# Instruction a
Pick out every line of the records that contains the string "elements".
----- Quoted passage -----
Maybe they can't be merged easily. This needs some thinking.
@cgracey said:
I made a really simple and fast PSRAM driver for the P2-EC32MB. Tomorrow, I hope to get it to serve pixels for a quarter-HD (960 x 540) display I have working over HDMI.
' Command loop
'
.lod setq #8*3-1 'load command list
rdlong cmd,ptra
.chk0 tjnz cmd+0*3+2,#.cog0 'check for commands
.chk1 tjnz cmd+1*3+2,#.cog1
.chk2 tjnz cmd+2*3+2,#.cog2
.chk3 tjnz cmd+3*3+2,#.cog3
.chk4 tjnz cmd+4*3+2,#.cog4
.chk5 tjnz cmd+5*3+2,#.cog5
.chk6 tjnz cmd+6*3+2,#.cog6
.chk7 tjnz cmd+7*3+2,#.cog7
jmp #.lod 'reload command list and check again
.cog0 mov hub,cmd+0*3+0 'get hub address
mov adr,cmd+0*3+1 'get ram address
mov len,cmd+0*3+2 'get length in longs (non-0 value triggers r/w)
----- Dataset extract -----
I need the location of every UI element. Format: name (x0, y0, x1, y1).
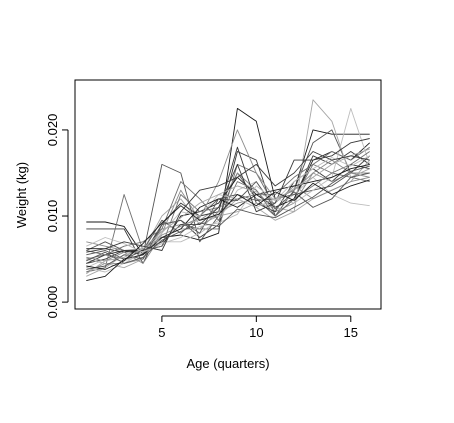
series-layer (86, 99, 371, 282)
x-tick-label: 15 (344, 325, 358, 340)
series-line (86, 176, 370, 251)
x-tick-label: 10 (249, 325, 263, 340)
y-axis-label: Weight (kg) (14, 162, 29, 228)
y-tick-label: 0.020 (45, 114, 60, 147)
axes-layer: 5 10 15 0.000 0.010 0.020 (45, 114, 358, 340)
x-axis-label: Age (quarters) (186, 356, 269, 371)
series-line (86, 165, 370, 264)
series-line (86, 151, 370, 253)
series-line (86, 172, 370, 270)
y-tick-label: 0.010 (45, 200, 60, 233)
series-line (86, 107, 370, 256)
x-tick-label: 5 (158, 325, 165, 340)
series-line (86, 99, 370, 269)
series-line (86, 148, 370, 275)
y-tick-label: 0.000 (45, 286, 60, 319)
series-line (86, 179, 370, 270)
series-line (86, 151, 370, 264)
plot-frame (74, 79, 382, 310)
series-line (86, 155, 370, 253)
series-line (86, 129, 370, 264)
series-line (86, 138, 370, 264)
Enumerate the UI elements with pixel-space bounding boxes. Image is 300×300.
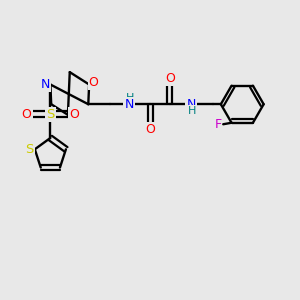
- Text: O: O: [146, 123, 155, 136]
- Text: O: O: [165, 72, 175, 85]
- Text: O: O: [69, 108, 79, 121]
- Text: F: F: [214, 118, 221, 131]
- Text: N: N: [186, 98, 196, 111]
- Text: N: N: [40, 78, 50, 91]
- Text: H: H: [125, 93, 134, 103]
- Text: N: N: [124, 98, 134, 111]
- Text: H: H: [188, 106, 196, 116]
- Text: S: S: [25, 143, 34, 156]
- Text: S: S: [46, 108, 55, 121]
- Text: O: O: [22, 108, 32, 121]
- Text: O: O: [89, 76, 98, 89]
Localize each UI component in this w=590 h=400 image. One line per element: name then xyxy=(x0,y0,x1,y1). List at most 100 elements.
-----
# Instruction b
In the PSRAM driver post, swap "HDMI" for "DVI" and give the part that opens with the words containing "Maybe they can't" and closes with "working over HDMI.".

# Written answer a
Enumerate the UI elements with pixel-space bounding boxes. Image is 300×300.
Localize each UI component in this w=590 h=400 image. One line per element: name then xyxy=(x0,y0,x1,y1). List at most 100 elements.

# Written answer b
Maybe they can't be merged easily. This needs some thinking.
@cgracey said:
I made a really simple and fast PSRAM driver for the P2-EC32MB. Tomorrow, I hope to get it to serve pixels for a quarter-HD (960 x 540) display I have working over DVI.